Aim of the exercise - Go through the lines below and copy each one that holds the string "maxsus".

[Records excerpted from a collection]
::::

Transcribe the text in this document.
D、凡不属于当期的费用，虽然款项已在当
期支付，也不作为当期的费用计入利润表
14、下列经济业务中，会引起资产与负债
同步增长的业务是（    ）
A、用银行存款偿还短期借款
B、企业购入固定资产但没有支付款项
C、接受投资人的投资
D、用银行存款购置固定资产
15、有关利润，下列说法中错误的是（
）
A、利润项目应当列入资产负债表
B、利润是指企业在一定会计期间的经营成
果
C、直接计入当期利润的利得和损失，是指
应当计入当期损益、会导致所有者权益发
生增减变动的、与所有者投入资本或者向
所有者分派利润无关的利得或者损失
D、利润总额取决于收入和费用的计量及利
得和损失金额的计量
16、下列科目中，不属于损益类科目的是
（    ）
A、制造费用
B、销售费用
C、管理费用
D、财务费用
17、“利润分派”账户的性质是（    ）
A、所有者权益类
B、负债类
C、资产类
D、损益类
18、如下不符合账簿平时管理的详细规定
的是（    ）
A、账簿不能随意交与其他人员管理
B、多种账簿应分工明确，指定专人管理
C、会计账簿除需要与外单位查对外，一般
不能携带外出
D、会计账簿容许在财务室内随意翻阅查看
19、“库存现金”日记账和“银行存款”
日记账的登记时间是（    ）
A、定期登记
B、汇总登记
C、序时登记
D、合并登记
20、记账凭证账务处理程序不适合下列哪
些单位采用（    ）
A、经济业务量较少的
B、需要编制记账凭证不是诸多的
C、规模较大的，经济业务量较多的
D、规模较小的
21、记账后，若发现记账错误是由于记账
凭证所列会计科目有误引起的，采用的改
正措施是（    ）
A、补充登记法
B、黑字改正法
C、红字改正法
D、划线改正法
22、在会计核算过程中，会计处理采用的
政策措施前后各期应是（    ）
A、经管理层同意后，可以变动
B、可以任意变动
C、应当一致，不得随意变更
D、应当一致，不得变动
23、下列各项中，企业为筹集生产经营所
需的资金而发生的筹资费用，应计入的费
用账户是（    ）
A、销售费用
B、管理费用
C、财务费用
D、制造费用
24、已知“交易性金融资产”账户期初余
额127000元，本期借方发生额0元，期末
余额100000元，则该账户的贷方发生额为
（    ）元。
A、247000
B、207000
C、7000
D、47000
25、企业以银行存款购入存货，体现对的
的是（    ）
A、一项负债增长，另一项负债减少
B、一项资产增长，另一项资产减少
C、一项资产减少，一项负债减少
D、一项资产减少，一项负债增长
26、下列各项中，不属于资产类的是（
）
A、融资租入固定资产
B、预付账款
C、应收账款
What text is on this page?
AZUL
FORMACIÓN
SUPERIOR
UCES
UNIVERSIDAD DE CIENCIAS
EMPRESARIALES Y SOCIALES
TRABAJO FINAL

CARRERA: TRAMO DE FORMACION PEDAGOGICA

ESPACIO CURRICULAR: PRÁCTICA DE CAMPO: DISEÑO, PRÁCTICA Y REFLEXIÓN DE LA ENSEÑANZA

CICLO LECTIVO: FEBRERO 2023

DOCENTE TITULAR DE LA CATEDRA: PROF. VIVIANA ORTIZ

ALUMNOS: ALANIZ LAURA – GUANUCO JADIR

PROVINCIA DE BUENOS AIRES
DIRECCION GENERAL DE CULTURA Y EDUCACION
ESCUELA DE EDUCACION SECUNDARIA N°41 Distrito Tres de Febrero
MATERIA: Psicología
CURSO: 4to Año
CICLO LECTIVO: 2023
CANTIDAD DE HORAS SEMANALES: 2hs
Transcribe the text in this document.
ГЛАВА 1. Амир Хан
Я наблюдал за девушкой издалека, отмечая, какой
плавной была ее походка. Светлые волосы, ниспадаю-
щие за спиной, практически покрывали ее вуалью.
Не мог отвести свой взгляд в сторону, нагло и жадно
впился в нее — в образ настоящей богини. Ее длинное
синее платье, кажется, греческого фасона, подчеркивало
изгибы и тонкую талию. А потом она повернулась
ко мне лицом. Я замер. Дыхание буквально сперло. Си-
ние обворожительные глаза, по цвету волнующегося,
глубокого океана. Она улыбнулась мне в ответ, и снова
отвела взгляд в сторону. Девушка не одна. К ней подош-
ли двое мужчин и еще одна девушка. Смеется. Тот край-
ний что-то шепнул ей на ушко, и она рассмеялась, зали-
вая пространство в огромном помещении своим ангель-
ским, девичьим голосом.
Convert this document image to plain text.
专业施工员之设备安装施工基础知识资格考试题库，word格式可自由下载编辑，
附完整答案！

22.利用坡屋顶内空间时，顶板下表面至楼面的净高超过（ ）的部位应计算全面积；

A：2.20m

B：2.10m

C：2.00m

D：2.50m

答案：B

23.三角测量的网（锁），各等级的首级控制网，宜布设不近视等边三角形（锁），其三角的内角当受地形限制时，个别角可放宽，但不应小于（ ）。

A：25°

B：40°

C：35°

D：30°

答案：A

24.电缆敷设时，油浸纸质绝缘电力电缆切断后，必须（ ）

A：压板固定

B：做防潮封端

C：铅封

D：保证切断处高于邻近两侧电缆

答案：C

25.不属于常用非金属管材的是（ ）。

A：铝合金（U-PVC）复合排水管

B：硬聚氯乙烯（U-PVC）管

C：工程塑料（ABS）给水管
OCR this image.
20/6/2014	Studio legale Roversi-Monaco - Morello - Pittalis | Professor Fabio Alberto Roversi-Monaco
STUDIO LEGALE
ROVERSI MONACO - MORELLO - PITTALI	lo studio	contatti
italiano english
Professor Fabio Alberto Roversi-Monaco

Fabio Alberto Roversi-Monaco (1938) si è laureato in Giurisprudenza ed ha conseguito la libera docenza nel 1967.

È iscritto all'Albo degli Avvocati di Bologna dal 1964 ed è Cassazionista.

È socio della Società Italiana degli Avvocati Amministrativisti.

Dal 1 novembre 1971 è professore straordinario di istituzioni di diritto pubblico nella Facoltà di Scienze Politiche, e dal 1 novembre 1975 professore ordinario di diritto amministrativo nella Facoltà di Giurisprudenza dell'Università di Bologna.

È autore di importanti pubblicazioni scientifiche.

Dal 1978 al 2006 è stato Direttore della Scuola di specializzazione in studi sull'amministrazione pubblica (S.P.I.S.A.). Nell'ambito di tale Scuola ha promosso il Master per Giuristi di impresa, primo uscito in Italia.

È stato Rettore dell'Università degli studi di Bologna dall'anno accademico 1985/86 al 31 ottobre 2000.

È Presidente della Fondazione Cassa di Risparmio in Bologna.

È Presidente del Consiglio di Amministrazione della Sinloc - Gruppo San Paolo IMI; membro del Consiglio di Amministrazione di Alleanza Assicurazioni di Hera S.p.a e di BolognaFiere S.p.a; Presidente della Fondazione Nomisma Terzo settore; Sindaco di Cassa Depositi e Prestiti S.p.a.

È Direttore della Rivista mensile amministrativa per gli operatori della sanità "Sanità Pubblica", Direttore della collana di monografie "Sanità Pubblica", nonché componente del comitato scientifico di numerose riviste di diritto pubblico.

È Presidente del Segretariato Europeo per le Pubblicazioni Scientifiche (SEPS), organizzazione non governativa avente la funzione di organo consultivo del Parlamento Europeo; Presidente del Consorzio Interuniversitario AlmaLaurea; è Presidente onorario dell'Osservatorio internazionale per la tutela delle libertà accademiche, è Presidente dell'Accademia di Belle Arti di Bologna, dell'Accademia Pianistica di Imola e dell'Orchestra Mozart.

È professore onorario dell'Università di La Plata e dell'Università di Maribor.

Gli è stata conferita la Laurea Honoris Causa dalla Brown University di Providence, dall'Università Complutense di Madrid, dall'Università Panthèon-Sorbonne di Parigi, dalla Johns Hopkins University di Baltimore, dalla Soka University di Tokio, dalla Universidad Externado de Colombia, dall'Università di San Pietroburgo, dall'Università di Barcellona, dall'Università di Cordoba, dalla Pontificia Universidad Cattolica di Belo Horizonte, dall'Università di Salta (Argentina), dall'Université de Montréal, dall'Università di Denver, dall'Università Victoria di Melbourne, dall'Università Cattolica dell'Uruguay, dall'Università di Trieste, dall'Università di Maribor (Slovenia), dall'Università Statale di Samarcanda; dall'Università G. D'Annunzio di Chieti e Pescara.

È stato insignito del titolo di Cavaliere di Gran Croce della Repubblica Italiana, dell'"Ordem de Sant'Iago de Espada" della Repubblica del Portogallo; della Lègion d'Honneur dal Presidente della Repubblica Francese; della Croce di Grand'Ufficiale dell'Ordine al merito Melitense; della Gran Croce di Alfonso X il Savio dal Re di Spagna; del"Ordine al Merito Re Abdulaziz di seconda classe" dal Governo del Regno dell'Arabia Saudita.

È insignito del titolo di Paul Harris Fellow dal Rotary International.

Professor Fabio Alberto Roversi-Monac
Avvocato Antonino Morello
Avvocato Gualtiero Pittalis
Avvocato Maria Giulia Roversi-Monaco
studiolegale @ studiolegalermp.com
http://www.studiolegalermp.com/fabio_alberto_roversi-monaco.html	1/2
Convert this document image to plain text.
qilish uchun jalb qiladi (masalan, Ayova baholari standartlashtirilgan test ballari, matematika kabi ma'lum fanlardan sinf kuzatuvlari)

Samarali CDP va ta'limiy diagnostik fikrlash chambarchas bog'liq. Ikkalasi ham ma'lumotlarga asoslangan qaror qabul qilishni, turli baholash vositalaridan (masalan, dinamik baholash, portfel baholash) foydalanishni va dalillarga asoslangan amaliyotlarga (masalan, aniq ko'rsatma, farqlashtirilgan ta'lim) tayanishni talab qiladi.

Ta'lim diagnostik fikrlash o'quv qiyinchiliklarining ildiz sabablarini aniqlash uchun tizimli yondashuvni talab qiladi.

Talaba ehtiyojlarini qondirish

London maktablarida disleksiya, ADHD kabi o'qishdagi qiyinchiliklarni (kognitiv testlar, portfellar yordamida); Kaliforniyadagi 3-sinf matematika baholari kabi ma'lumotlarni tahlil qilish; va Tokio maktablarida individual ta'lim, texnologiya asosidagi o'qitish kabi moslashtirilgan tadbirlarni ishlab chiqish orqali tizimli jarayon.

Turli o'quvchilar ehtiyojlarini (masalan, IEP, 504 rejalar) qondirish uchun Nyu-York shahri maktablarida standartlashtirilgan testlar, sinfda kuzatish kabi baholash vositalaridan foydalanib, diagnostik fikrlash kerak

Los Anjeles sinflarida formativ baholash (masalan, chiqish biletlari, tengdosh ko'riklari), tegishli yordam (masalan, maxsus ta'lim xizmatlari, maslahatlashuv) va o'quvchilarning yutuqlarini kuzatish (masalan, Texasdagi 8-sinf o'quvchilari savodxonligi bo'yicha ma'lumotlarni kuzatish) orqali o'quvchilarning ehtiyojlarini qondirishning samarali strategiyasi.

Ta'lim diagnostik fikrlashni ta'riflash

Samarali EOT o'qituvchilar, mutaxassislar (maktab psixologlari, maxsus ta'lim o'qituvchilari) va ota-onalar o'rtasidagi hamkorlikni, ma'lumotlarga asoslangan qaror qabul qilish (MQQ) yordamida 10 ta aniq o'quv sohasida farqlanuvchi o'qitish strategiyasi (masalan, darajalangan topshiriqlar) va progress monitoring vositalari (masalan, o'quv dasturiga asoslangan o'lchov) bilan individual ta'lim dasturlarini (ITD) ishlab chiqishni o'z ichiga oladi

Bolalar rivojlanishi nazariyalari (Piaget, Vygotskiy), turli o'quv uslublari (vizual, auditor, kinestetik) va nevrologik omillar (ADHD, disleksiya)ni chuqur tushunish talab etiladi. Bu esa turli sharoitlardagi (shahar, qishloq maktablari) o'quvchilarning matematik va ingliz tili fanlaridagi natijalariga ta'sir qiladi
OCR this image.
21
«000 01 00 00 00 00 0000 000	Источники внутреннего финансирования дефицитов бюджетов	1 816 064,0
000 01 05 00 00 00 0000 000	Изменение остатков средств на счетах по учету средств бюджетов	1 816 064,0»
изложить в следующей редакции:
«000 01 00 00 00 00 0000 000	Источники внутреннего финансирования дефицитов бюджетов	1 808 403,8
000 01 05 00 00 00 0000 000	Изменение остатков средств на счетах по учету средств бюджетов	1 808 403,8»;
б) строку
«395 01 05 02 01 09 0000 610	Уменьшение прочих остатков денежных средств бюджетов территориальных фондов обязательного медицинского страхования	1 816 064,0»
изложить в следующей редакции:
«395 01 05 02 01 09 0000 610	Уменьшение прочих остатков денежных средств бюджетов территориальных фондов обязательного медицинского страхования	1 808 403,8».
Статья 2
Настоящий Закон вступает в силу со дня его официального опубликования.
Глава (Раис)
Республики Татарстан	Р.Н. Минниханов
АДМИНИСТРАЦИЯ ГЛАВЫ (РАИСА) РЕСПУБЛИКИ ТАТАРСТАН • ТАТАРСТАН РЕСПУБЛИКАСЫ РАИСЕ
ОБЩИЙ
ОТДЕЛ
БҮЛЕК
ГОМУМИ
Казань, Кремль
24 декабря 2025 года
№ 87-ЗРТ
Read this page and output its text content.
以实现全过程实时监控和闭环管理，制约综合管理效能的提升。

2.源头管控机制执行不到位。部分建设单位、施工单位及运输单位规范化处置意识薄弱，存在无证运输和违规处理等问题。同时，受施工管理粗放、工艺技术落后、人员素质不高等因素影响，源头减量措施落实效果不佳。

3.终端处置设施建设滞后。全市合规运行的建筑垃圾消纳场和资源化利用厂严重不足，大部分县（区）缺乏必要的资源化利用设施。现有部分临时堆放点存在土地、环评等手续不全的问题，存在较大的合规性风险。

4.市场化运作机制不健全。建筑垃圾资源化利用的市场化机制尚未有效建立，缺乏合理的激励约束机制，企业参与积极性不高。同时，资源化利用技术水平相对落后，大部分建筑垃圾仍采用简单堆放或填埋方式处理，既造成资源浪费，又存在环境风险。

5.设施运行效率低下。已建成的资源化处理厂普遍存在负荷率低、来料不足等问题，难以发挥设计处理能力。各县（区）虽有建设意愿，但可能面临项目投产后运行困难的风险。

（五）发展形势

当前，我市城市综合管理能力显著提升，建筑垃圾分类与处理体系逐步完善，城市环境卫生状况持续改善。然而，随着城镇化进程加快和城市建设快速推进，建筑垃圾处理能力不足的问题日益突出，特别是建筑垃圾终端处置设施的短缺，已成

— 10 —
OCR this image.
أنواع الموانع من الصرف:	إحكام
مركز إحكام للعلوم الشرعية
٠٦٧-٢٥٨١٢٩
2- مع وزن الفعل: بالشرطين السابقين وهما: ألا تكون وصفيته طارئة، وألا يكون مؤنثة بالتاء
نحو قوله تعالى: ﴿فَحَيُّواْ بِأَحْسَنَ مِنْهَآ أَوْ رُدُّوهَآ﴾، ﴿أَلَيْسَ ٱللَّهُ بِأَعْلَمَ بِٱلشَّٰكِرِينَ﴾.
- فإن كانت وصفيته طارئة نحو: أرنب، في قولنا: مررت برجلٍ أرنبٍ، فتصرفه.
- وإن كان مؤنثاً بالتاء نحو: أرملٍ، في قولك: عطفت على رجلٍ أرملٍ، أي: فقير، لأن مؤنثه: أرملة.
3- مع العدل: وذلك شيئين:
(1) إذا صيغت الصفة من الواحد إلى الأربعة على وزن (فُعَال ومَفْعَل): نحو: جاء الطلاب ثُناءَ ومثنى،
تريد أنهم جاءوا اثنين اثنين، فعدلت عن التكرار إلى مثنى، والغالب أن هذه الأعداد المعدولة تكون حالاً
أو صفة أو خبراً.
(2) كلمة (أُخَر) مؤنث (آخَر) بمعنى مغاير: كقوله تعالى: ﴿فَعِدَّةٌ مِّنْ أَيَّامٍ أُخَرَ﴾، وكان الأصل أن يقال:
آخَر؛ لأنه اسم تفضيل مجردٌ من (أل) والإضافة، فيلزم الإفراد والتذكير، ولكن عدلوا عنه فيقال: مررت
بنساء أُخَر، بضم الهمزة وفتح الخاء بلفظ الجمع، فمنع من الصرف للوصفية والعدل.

::::

Reply to the task -
Los Anjeles sinflarida formativ baholash (masalan, chiqish biletlari, tengdosh ko'riklari), tegishli yordam (masalan, maxsus ta'lim xizmatlari, maslahatlashuv) va o'quvchilarning yutuqlarini kuzatish (masalan, Texasdagi 8-sinf o'quvchilari savodxonligi bo'yicha ma'lumotlarni kuzatish) orqali o'quvchilarning ehtiyojlarini qondirishning samarali strategiyasi.
Samarali EOT o'qituvchilar, mutaxassislar (maktab psixologlari, maxsus ta'lim o'qituvchilari) va ota-onalar o'rtasidagi hamkorlikni, ma'lumotlarga asoslangan qaror qabul qilish (MQQ) yordamida 10 ta aniq o'quv sohasida farqlanuvchi o'qitish strategiyasi (masalan, darajalangan topshiriqlar) va progress monitoring vositalari (masalan, o'quv dasturiga asoslangan o'lchov) bilan individual ta'lim dasturlarini (ITD) ishlab chiqishni o'z ichiga oladi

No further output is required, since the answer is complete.